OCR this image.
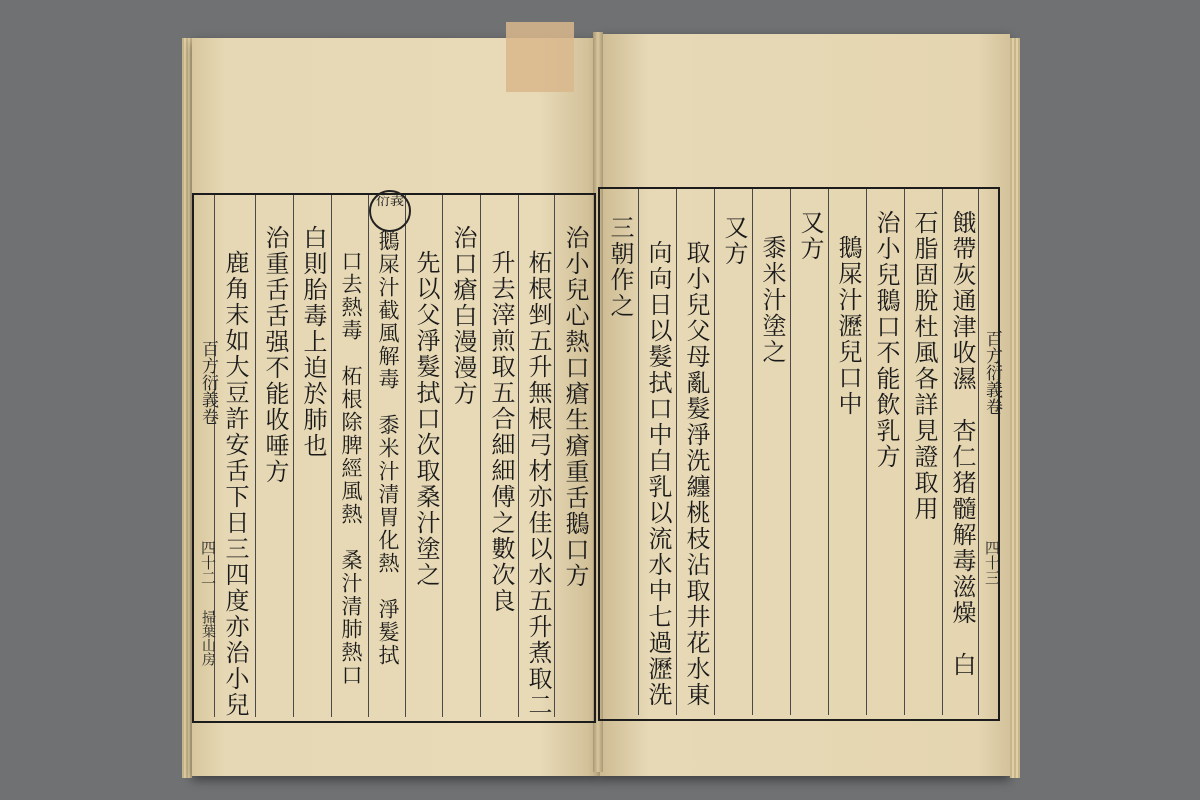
治小兒心熱口瘡生瘡重舌鵝口方
柘根剉五升無根弓材亦佳以水五升煮取二
升去滓煎取五合細細傅之數次良
治口瘡白漫漫方
先以父淨髮拭口次取桑汁塗之
鵝屎汁截風解毒　黍米汁清胃化熱　淨髮拭
口去熱毒　柘根除脾經風熱　桑汁清肺熱口
白則胎毒上迫於肺也
治重舌舌强不能收唾方
鹿角末如大豆許安舌下日三四度亦治小兒
衍義
百方衍義卷
四十二
掃葉山房	餓帶灰通津收濕　杏仁猪髓解毒滋燥　白
石脂固脫杜風各詳見證取用
治小兒鵝口不能飲乳方
鵝屎汁瀝兒口中
又方
黍米汁塗之
又方
取小兒父母亂髮淨洗纏桃枝沾取井花水東
向向日以髮拭口中白乳以流水中七過瀝洗
三朝作之
百方衍義卷
四十三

##########

> _BRIEF_
Write the listing out a second time exactly, dropping all images.

> _THE REPLY_
OCR this image.
治小兒心熱口瘡生瘡重舌鵝口方
柘根剉五升無根弓材亦佳以水五升煮取二
升去滓煎取五合細細傅之數次良
治口瘡白漫漫方
先以父淨髮拭口次取桑汁塗之
鵝屎汁截風解毒　黍米汁清胃化熱　淨髮拭
口去熱毒　柘根除脾經風熱　桑汁清肺熱口
白則胎毒上迫於肺也
治重舌舌强不能收唾方
鹿角末如大豆許安舌下日三四度亦治小兒
衍義
百方衍義卷
四十二
掃葉山房	餓帶灰通津收濕　杏仁猪髓解毒滋燥　白
石脂固脫杜風各詳見證取用
治小兒鵝口不能飲乳方
鵝屎汁瀝兒口中
又方
黍米汁塗之
又方
取小兒父母亂髮淨洗纏桃枝沾取井花水東
向向日以髮拭口中白乳以流水中七過瀝洗
三朝作之
百方衍義卷
四十三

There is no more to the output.